> Fragmento del texto
Control a migración venezolana

Editorial diario La Tercera, 7 de Julio 2019

Los cientos de inmigrantes venezolanos que sorpresivamente terminaron apostados en pasos fronterizos chilenos generó una situación de especial complejidad, que obligó al gobierno a adoptar una serie de medidas a fin de regular su ingreso, para cuyos efectos se dispuso contar con visa consular de turismo, facilitando su tramitación en distintos consulados chilenos.

La medida despertó fuertes cuestionamientos hacia el gobierno, por estimar que la actitud de restringir el ingreso no se condice con las facilidades que en su momento el país ofreció a los venezolanos que se veían obligados a huir ante la grave crisis humanitaria y económica que ha provocado el régimen dictatorial de Nicolás Maduro. La política seguida por Chile en esta materia ha sido generosa, pues se creó una visa especial para venezolanos (o de responsabilidad democrática, de las que se han entregado 37 mil a la fecha), y en general hubo amplias facilidades para ingresar a nuestro país. Es así como la colonia de venezolanos es ya la más numerosa de todas las que aquí viven -con más de 280 mil residentes-, cuyo aporte ha sido ampliamente reconocido.

Sin embargo, ante la constatación de que el régimen de Maduro será difícil de remover, es previsible que los flujos de migrantes venezolanos seguirán aumentando -ya se han desplazado más de cuatro millones-, lo que es un problema que debe ser abordado por la región como un todo, ya que desborda las capacidades de un país en particular. La llegada masiva de venezolanos a los puestos fronterizos chilenos se produjo en buena medida porque otros países también fueron colocando restricciones, generando así un efecto cascada. Es el momento de que organismos regionales como Prosur -recientemente creado para reemplazar a la fracasada Unasur-, la OEA y también la Alianza del Pacífico, aborden este desafío en forma sistémica, y entreguen directrices comunes, eventualmente disponiendo también de fondos de emergencia para enfrentar aquellas situaciones humanitarias más críticas.

Los países de la región no deben ser culpados por una crisis en la cual no tienen responsabilidad alguna, y en cambio cabe subrayar que ésta ha sido provocada por el régimen chavista, el cual sigue siendo apoyado por sectores recalcitrantes. Es en ese orden de cosas que las naciones tienen derecho a establecer aquellas regulaciones migratorias que sean consistentes con sus objetivos de seguridad interna o sustentabilidad económica, porque de lo contrario se pueden producir situaciones que pueden resultar aún más perjudiciales o injustas para los propios inmigrantes, como hacinamientos o caer en redes de explotación laboral.

La actuación de Chile en este reciente episodio se ha ajustado a su propio marco normativo y a las convenciones internacionales, pero a la luz del incierto cuadro es necesario que se establezcan criterios más claros a fin de no generar expectativas que luego se defrauden. En paralelo, el país puede avanzar en fórmulas que faciliten la integración y generen efectos virtuosos. Así, por ejemplo, los anquilosados procedimientos para validar títulos profesionales deben modernizarse, y también se podría explorar la creación de visas especiales para actividades en las cuales se necesiten determinadas especialidades o competencias.

> Registros dados

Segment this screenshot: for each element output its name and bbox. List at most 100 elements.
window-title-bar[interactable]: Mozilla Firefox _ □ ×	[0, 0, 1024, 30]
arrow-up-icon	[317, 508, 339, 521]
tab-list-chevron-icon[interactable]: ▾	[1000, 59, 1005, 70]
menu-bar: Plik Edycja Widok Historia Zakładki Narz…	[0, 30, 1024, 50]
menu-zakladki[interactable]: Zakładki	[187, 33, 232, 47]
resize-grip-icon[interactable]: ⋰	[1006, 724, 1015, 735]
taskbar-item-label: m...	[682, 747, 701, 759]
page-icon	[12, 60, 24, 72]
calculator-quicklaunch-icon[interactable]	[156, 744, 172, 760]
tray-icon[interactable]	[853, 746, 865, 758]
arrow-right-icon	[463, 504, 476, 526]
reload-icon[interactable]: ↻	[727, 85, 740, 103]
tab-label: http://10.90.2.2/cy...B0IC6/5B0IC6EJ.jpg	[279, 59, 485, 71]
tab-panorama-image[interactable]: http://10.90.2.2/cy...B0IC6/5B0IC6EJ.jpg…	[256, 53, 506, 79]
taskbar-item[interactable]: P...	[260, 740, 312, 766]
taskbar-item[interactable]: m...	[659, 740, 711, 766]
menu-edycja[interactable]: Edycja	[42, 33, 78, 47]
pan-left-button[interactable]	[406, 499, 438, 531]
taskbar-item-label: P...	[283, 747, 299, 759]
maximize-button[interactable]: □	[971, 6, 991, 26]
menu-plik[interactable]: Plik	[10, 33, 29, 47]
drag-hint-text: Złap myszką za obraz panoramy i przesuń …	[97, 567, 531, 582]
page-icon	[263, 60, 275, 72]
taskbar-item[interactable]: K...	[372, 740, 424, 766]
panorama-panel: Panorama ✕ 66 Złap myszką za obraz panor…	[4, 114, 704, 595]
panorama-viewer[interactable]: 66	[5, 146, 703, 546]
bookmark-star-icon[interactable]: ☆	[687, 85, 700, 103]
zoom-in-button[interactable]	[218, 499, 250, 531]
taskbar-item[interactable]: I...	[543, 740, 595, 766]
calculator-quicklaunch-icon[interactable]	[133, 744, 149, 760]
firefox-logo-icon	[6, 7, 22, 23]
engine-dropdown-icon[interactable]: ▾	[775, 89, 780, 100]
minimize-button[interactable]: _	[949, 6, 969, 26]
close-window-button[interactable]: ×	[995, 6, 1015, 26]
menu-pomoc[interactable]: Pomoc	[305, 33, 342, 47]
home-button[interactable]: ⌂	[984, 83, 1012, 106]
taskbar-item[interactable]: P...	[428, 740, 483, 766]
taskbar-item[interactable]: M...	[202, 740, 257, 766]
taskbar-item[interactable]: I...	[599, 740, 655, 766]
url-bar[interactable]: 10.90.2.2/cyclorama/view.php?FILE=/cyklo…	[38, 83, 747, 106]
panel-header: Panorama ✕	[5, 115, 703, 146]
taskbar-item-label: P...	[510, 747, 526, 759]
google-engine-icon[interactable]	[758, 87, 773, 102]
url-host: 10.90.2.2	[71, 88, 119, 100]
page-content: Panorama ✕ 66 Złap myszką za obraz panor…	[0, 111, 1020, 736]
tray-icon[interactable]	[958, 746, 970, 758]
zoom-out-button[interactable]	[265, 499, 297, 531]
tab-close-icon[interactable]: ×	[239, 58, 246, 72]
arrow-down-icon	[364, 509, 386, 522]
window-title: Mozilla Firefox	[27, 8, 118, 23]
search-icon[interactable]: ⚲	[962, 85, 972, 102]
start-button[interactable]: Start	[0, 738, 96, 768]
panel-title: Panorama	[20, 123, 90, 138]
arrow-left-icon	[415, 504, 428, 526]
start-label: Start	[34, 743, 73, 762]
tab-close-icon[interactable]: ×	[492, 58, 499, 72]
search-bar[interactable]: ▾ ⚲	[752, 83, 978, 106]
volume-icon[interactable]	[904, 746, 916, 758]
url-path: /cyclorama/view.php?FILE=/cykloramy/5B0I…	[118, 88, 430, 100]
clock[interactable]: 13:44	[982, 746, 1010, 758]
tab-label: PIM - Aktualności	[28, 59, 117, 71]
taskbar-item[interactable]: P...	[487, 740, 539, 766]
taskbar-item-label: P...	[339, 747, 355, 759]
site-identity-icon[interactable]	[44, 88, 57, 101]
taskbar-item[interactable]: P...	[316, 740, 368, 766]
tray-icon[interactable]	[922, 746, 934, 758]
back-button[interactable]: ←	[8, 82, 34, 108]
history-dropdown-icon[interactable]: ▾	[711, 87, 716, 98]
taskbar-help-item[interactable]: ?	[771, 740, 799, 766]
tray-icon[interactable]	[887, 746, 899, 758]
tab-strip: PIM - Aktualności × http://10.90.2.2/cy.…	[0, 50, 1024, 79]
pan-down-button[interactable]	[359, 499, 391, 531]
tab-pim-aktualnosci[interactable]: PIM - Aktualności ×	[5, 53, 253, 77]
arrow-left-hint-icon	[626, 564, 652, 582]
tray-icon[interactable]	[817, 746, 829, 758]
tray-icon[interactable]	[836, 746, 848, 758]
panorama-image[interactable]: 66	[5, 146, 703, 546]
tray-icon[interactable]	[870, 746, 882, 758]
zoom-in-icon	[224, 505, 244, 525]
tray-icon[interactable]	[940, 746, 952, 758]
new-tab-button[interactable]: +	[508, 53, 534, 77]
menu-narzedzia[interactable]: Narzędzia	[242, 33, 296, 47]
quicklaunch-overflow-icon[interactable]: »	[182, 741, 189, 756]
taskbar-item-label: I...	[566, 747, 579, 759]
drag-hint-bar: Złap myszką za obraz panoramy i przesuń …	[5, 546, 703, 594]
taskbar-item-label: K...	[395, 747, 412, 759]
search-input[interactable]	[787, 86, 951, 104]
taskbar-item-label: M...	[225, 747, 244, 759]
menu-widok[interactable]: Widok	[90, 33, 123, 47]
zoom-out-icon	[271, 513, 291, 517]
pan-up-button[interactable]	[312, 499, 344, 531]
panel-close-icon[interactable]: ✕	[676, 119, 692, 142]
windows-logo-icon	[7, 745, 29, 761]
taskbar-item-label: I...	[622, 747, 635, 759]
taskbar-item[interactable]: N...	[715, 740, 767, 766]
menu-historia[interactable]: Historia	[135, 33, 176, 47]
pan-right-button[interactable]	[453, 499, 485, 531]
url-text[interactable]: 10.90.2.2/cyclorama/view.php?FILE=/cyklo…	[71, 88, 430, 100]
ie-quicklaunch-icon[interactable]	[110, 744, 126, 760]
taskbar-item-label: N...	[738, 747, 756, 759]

> Sobre la tarea
Nombra los organismos regionales a los que el editorial sobre la migración venezolana pide enfrentar este desafío de forma conjunta.

> Respuesta
Prosur, la OEA y la Alianza del Pacífico.